=== TEXTO PROPORCIONADO ===
....................
Un investigador francés reconstruye la historia de una
textilera-destilería-chocolatería fundada en los albores del siglo XX en las
montañas de Santander por Lucas Caballero Becerra y revela la trama de traiciones
y enfrentamientos entre las familias López y Caballero.
Tras siete años de viajes, entrevistas,
consulta de cartas, publicaciones y notarías, el investigador francés Pierre
Raymond publicó el libro: “Mucha tela que cortar. La saga de una
fábrica textil y la pugna de las familias Caballero y López por su control”.
Son 380 páginas para nada aburridas en las que
este profesor de la Universidad Javeriana reconstruye la vida, pasión y muerte de
un proyecto agroindustrial de gran magnitud con el que el abogado, general y
terrateniente Lucas Caballero Barrera pretendía modernizar a esa Colombia
despedazada por la Guerra de los Mil Días y que terminó convirtiéndose en una
‘quimera’ que hoy tiene a cientos de campesinos en San José de Suaita (sur de
Santander) en la ruina y a dos de las familias más pudientes del país recelosas
después de décadas de mostrarse los dientes.
En abril de 2009 dialogué con este doctor en sociología, quien
no solo habla del intento fallido de la Sociedad Industrial Franco-Belga que
contó con capital extranjero -algo excepcional para la época- y que vivió una
de las huelgas más prolongadas de la historia nacional, sino que relata las
aventuras y tropiezos de un hombre que llegó a ser ministro y presidente del Partido
Liberal, quien se echó en el bolsillo a unos banqueros europeos pero creyó que
éstos buscaban “colocar segura y gratuitamente sus capitales”, sin intuir que
lo llevarían al abismo después de haber hipotecado 6.400 hectáreas de bosques,
praderas y cultivos.
Esta es la crónica publicada por Editorial
Planeta de cómo después de 12 meses y 13 trasbordos en barco de vapor por el
río Magdalena, ferrocarril, lomo de mula y ‘leñocarril’ -para el que tuvieron
que darle forma a miles de troncos por los que los bueyes tirarían la carga- arriban
desde Nueva York a Santander más de mil toneladas de equipos para producir unas
telas que sin embargo al ser despachadas llegaban húmedas por la lluvia,
salpicadas de fango o simplemente manchadas con la sangre de unas bestias
maltratadas.
....................
=== PROBLEMA A ===
¿Qué medios de transporte menciona el texto sobre la fábrica de Santander para el traslado de los equipos desde Nueva York? Enuméralos todos.
El texto y el listado no guardan relación entre sí.

Registros de regiones de maquetación
....................
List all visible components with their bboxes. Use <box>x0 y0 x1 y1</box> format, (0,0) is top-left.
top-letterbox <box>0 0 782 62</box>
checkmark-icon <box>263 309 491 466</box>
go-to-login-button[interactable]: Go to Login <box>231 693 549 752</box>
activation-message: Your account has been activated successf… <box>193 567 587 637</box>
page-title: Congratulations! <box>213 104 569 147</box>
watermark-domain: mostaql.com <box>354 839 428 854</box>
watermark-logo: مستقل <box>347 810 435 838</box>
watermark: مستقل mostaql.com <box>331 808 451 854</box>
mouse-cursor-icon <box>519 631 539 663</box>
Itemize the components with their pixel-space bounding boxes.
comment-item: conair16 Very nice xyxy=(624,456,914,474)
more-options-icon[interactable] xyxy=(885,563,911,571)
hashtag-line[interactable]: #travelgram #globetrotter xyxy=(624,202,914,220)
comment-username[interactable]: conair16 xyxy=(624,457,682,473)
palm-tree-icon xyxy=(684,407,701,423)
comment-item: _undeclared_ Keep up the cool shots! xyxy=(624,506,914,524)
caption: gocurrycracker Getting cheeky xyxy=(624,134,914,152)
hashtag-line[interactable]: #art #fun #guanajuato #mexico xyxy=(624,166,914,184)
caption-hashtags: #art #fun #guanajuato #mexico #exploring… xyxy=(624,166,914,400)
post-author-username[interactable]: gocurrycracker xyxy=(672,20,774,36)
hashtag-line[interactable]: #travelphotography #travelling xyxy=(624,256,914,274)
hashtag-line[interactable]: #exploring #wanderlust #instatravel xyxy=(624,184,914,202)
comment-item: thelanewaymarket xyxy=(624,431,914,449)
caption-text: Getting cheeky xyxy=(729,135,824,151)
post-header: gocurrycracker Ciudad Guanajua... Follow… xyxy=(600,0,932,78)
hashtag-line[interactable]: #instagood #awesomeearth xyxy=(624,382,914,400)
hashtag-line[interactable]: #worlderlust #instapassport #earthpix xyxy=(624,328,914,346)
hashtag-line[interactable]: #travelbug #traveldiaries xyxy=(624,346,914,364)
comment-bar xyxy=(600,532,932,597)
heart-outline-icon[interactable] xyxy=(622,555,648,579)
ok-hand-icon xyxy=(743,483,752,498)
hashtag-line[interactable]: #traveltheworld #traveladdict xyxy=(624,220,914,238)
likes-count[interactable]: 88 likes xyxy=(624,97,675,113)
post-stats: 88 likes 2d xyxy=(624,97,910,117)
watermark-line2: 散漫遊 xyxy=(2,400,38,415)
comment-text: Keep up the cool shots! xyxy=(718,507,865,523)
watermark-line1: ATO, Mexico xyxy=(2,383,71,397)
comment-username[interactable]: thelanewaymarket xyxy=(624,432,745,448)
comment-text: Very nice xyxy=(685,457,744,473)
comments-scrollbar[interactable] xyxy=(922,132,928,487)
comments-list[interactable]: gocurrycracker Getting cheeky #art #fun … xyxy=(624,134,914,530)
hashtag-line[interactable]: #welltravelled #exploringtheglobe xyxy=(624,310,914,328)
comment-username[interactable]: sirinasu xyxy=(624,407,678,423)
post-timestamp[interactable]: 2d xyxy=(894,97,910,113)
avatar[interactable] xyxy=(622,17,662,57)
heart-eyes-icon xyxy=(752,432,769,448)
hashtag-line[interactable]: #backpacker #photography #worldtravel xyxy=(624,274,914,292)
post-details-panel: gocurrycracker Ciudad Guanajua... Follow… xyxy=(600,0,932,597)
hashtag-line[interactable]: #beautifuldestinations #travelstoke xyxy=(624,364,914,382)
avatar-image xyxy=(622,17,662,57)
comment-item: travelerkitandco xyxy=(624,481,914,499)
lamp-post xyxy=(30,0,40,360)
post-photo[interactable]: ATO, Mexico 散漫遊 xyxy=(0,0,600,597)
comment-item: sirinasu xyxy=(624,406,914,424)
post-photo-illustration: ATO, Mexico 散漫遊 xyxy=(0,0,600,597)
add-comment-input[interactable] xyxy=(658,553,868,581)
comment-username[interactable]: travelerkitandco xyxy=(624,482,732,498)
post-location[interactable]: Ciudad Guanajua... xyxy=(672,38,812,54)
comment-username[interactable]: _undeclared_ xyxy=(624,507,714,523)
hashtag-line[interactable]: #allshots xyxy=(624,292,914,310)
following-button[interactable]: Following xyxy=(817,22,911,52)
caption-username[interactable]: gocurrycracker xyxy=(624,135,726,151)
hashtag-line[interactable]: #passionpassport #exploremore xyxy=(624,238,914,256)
....................
=== PROBLEMA B ===
Escribe sin ningún cambio el tramo del listado que va desde su comienzo hasta la línea que contiene "more-options-icon[interactable] xyxy=(885,563,911,571)", ambas incluidas.

=== SOLUCIÓN A ===
Barco de vapor, ferrocarril, lomo de mula y ‘leñocarril’.

=== SOLUCIÓN B ===
List all visible components with their bboxes. Use <box>x0 y0 x1 y1</box> format, (0,0) is top-left.
top-letterbox <box>0 0 782 62</box>
checkmark-icon <box>263 309 491 466</box>
go-to-login-button[interactable]: Go to Login <box>231 693 549 752</box>
activation-message: Your account has been activated successf… <box>193 567 587 637</box>
page-title: Congratulations! <box>213 104 569 147</box>
watermark-domain: mostaql.com <box>354 839 428 854</box>
watermark-logo: مستقل <box>347 810 435 838</box>
watermark: مستقل mostaql.com <box>331 808 451 854</box>
mouse-cursor-icon <box>519 631 539 663</box>
Itemize the components with their pixel-space bounding boxes.
comment-item: conair16 Very nice xyxy=(624,456,914,474)
more-options-icon[interactable] xyxy=(885,563,911,571)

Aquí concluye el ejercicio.